An exact copy of every record is needed.

Dataset items
----------

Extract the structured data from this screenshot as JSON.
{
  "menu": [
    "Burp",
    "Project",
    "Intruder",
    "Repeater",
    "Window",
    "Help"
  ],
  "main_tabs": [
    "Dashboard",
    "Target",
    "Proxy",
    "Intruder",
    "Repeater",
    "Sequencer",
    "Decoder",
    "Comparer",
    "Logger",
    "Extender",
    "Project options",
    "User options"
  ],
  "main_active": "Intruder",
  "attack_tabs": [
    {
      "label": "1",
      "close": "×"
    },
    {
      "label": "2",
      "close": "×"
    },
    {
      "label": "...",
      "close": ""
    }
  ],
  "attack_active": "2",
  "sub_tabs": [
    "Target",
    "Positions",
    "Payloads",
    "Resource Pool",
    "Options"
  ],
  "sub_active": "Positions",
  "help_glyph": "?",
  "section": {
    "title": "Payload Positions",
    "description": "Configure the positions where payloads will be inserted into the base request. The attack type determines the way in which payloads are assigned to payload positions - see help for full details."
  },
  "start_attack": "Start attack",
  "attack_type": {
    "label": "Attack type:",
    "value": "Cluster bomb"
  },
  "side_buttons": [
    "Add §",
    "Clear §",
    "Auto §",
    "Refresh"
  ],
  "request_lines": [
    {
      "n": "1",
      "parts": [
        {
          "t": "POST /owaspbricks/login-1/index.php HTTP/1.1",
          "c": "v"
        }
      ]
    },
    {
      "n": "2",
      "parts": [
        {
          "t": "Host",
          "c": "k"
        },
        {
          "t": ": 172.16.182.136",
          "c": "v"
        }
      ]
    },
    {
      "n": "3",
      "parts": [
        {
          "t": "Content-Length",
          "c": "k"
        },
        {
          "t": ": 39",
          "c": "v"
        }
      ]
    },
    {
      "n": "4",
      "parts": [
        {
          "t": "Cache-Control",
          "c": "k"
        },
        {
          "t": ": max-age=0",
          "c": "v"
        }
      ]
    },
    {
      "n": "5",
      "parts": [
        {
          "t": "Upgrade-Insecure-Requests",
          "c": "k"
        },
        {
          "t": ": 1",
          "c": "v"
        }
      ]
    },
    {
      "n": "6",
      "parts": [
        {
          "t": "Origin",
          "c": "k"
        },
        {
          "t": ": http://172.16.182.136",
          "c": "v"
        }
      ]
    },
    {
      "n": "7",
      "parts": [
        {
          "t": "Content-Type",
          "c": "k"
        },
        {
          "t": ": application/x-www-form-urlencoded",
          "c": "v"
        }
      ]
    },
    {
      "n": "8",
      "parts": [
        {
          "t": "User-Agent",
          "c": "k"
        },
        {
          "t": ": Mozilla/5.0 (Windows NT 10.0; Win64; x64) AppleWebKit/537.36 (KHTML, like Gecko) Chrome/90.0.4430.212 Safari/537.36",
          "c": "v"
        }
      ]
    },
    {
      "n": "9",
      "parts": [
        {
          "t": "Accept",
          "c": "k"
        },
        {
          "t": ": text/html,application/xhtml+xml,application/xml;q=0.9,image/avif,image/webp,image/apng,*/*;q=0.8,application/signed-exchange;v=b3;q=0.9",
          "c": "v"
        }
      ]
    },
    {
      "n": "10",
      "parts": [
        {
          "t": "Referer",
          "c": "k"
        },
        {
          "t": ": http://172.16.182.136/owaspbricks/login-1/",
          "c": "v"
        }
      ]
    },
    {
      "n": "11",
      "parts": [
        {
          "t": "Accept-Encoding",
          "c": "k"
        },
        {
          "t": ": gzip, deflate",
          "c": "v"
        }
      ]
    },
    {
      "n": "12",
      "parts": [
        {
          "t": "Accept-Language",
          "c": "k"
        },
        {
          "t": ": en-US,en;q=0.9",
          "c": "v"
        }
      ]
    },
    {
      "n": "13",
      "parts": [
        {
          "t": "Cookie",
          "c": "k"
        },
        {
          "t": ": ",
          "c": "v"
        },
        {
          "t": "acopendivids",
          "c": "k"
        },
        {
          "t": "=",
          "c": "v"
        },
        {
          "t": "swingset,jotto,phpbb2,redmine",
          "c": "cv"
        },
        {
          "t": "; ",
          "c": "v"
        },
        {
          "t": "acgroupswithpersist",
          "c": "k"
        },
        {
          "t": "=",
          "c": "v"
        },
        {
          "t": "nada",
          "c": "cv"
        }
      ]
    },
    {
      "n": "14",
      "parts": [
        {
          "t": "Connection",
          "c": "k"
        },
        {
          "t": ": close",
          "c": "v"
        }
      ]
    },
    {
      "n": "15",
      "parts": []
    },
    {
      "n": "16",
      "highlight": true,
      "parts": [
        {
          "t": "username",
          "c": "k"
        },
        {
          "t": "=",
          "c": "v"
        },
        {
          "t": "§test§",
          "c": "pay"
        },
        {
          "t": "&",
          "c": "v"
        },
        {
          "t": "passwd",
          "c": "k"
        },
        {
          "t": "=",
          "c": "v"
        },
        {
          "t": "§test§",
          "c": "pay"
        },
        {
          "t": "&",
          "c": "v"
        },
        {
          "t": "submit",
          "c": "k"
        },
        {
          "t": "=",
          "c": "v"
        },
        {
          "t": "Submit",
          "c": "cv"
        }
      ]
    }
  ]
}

----------

> **REPLY TO THE TASK**
Extract the structured data from this screenshot as JSON.
{
  "menu": [
    "Burp",
    "Project",
    "Intruder",
    "Repeater",
    "Window",
    "Help"
  ],
  "main_tabs": [
    "Dashboard",
    "Target",
    "Proxy",
    "Intruder",
    "Repeater",
    "Sequencer",
    "Decoder",
    "Comparer",
    "Logger",
    "Extender",
    "Project options",
    "User options"
  ],
  "main_active": "Intruder",
  "attack_tabs": [
    {
      "label": "1",
      "close": "×"
    },
    {
      "label": "2",
      "close": "×"
    },
    {
      "label": "...",
      "close": ""
    }
  ],
  "attack_active": "2",
  "sub_tabs": [
    "Target",
    "Positions",
    "Payloads",
    "Resource Pool",
    "Options"
  ],
  "sub_active": "Positions",
  "help_glyph": "?",
  "section": {
    "title": "Payload Positions",
    "description": "Configure the positions where payloads will be inserted into the base request. The attack type determines the way in which payloads are assigned to payload positions - see help for full details."
  },
  "start_attack": "Start attack",
  "attack_type": {
    "label": "Attack type:",
    "value": "Cluster bomb"
  },
  "side_buttons": [
    "Add §",
    "Clear §",
    "Auto §",
    "Refresh"
  ],
  "request_lines": [
    {
      "n": "1",
      "parts": [
        {
          "t": "POST /owaspbricks/login-1/index.php HTTP/1.1",
          "c": "v"
        }
      ]
    },
    {
      "n": "2",
      "parts": [
        {
          "t": "Host",
          "c": "k"
        },
        {
          "t": ": 172.16.182.136",
          "c": "v"
        }
      ]
    },
    {
      "n": "3",
      "parts": [
        {
          "t": "Content-Length",
          "c": "k"
        },
        {
          "t": ": 39",
          "c": "v"
        }
      ]
    },
    {
      "n": "4",
      "parts": [
        {
          "t": "Cache-Control",
          "c": "k"
        },
        {
          "t": ": max-age=0",
          "c": "v"
        }
      ]
    },
    {
      "n": "5",
      "parts": [
        {
          "t": "Upgrade-Insecure-Requests",
          "c": "k"
        },
        {
          "t": ": 1",
          "c": "v"
        }
      ]
    },
    {
      "n": "6",
      "parts": [
        {
          "t": "Origin",
          "c": "k"
        },
        {
          "t": ": http://172.16.182.136",
          "c": "v"
        }
      ]
    },
    {
      "n": "7",
      "parts": [
        {
          "t": "Content-Type",
          "c": "k"
        },
        {
          "t": ": application/x-www-form-urlencoded",
          "c": "v"
        }
      ]
    },
    {
      "n": "8",
      "parts": [
        {
          "t": "User-Agent",
          "c": "k"
        },
        {
          "t": ": Mozilla/5.0 (Windows NT 10.0; Win64; x64) AppleWebKit/537.36 (KHTML, like Gecko) Chrome/90.0.4430.212 Safari/537.36",
          "c": "v"
        }
      ]
    },
    {
      "n": "9",
      "parts": [
        {
          "t": "Accept",
          "c": "k"
        },
        {
          "t": ": text/html,application/xhtml+xml,application/xml;q=0.9,image/avif,image/webp,image/apng,*/*;q=0.8,application/signed-exchange;v=b3;q=0.9",
          "c": "v"
        }
      ]
    },
    {
      "n": "10",
      "parts": [
        {
          "t": "Referer",
          "c": "k"
        },
        {
          "t": ": http://172.16.182.136/owaspbricks/login-1/",
          "c": "v"
        }
      ]
    },
    {
      "n": "11",
      "parts": [
        {
          "t": "Accept-Encoding",
          "c": "k"
        },
        {
          "t": ": gzip, deflate",
          "c": "v"
        }
      ]
    },
    {
      "n": "12",
      "parts": [
        {
          "t": "Accept-Language",
          "c": "k"
        },
        {
          "t": ": en-US,en;q=0.9",
          "c": "v"
        }
      ]
    },
    {
      "n": "13",
      "parts": [
        {
          "t": "Cookie",
          "c": "k"
        },
        {
          "t": ": ",
          "c": "v"
        },
        {
          "t": "acopendivids",
          "c": "k"
        },
        {
          "t": "=",
          "c": "v"
        },
        {
          "t": "swingset,jotto,phpbb2,redmine",
          "c": "cv"
        },
        {
          "t": "; ",
          "c": "v"
        },
        {
          "t": "acgroupswithpersist",
          "c": "k"
        },
        {
          "t": "=",
          "c": "v"
        },
        {
          "t": "nada",
          "c": "cv"
        }
      ]
    },
    {
      "n": "14",
      "parts": [
        {
          "t": "Connection",
          "c": "k"
        },
        {
          "t": ": close",
          "c": "v"
        }
      ]
    },
    {
      "n": "15",
      "parts": []
    },
    {
      "n": "16",
      "highlight": true,
      "parts": [
        {
          "t": "username",
          "c": "k"
        },
        {
          "t": "=",
          "c": "v"
        },
        {
          "t": "§test§",
          "c": "pay"
        },
        {
          "t": "&",
          "c": "v"
        },
        {
          "t": "passwd",
          "c": "k"
        },
        {
          "t": "=",
          "c": "v"
        },
        {
          "t": "§test§",
          "c": "pay"
        },
        {
          "t": "&",
          "c": "v"
        },
        {
          "t": "submit",
          "c": "k"
        },
        {
          "t": "=",
          "c": "v"
        },
        {
          "t": "Submit",
          "c": "cv"
        }
      ]
    }
  ]
}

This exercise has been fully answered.